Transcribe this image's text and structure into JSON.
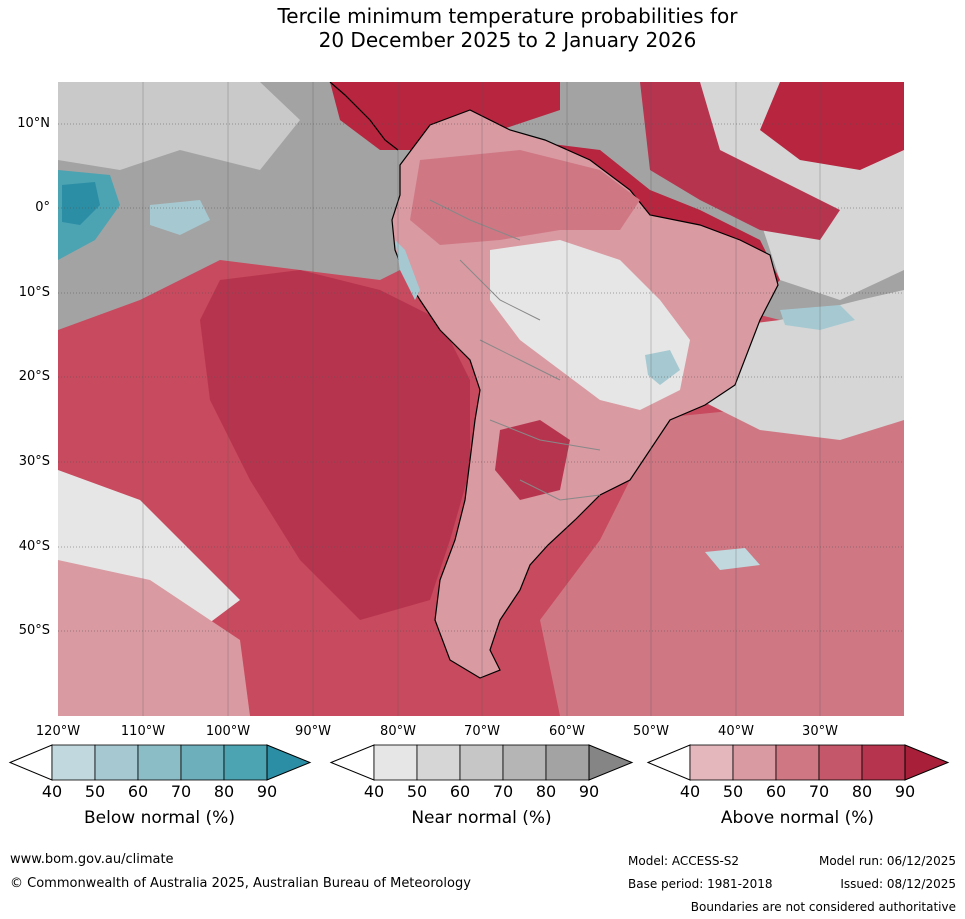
{
  "title": {
    "line1": "Tercile minimum temperature probabilities for",
    "line2": "20 December 2025 to 2 January 2026"
  },
  "map": {
    "lat_labels": [
      "10°N",
      "0°",
      "10°S",
      "20°S",
      "30°S",
      "40°S",
      "50°S"
    ],
    "lon_labels": [
      "120°W",
      "110°W",
      "100°W",
      "90°W",
      "80°W",
      "70°W",
      "60°W",
      "50°W",
      "40°W",
      "30°W"
    ],
    "colors": {
      "ocean_warm": "#c84a5e",
      "warm_strong": "#b7253f",
      "land_warm": "#cf6b78",
      "near_grey": "#9f9f9f",
      "cool": "#2b8ea5"
    }
  },
  "legends": [
    {
      "label": "Below normal (%)",
      "ticks": [
        "40",
        "50",
        "60",
        "70",
        "80",
        "90"
      ],
      "colors": [
        "#ffffff",
        "#c0d8de",
        "#a6c9d1",
        "#8bbdc6",
        "#6eafbc",
        "#4ca3b2",
        "#2b8ea5"
      ]
    },
    {
      "label": "Near normal (%)",
      "ticks": [
        "40",
        "50",
        "60",
        "70",
        "80",
        "90"
      ],
      "colors": [
        "#ffffff",
        "#e6e6e6",
        "#d6d6d6",
        "#c6c6c6",
        "#b5b5b5",
        "#a3a3a3",
        "#858585"
      ]
    },
    {
      "label": "Above normal (%)",
      "ticks": [
        "40",
        "50",
        "60",
        "70",
        "80",
        "90"
      ],
      "colors": [
        "#ffffff",
        "#e3b7bc",
        "#d99aa2",
        "#cf7884",
        "#c45769",
        "#b7344e",
        "#a81f3a"
      ]
    }
  ],
  "footer": {
    "website": "www.bom.gov.au/climate",
    "copyright": "© Commonwealth of Australia 2025, Australian Bureau of Meteorology",
    "model": "Model: ACCESS-S2",
    "base_period": "Base period: 1981-2018",
    "model_run": "Model run: 06/12/2025",
    "issued": "Issued: 08/12/2025",
    "disclaimer": "Boundaries are not considered authoritative"
  }
}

◆ **Given exercise**: State how many lines include the string "normal", and nothing more.

◆ **Solution below**: 3